* WORK TO DO *
Copy the records below exactly as they appear.
====== DATA LINES
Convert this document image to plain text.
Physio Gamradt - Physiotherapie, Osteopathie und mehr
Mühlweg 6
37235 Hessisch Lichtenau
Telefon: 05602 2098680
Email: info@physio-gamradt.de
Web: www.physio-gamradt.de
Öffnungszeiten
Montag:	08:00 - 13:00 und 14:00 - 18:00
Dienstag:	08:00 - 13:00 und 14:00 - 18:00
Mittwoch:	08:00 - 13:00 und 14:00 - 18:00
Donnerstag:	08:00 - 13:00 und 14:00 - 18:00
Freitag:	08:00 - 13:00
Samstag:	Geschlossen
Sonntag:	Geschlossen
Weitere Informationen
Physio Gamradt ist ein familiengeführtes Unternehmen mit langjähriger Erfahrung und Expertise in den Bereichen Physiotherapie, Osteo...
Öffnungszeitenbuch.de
============
* WORKED ANSWER *
Convert this document image to plain text.
Physio Gamradt - Physiotherapie, Osteopathie und mehr
Mühlweg 6
37235 Hessisch Lichtenau
Telefon: 05602 2098680
Email: info@physio-gamradt.de
Web: www.physio-gamradt.de
Öffnungszeiten
Montag:	08:00 - 13:00 und 14:00 - 18:00
Dienstag:	08:00 - 13:00 und 14:00 - 18:00
Mittwoch:	08:00 - 13:00 und 14:00 - 18:00
Donnerstag:	08:00 - 13:00 und 14:00 - 18:00
Freitag:	08:00 - 13:00
Samstag:	Geschlossen
Sonntag:	Geschlossen
Weitere Informationen
Physio Gamradt ist ein familiengeführtes Unternehmen mit langjähriger Erfahrung und Expertise in den Bereichen Physiotherapie, Osteo...
Öffnungszeitenbuch.de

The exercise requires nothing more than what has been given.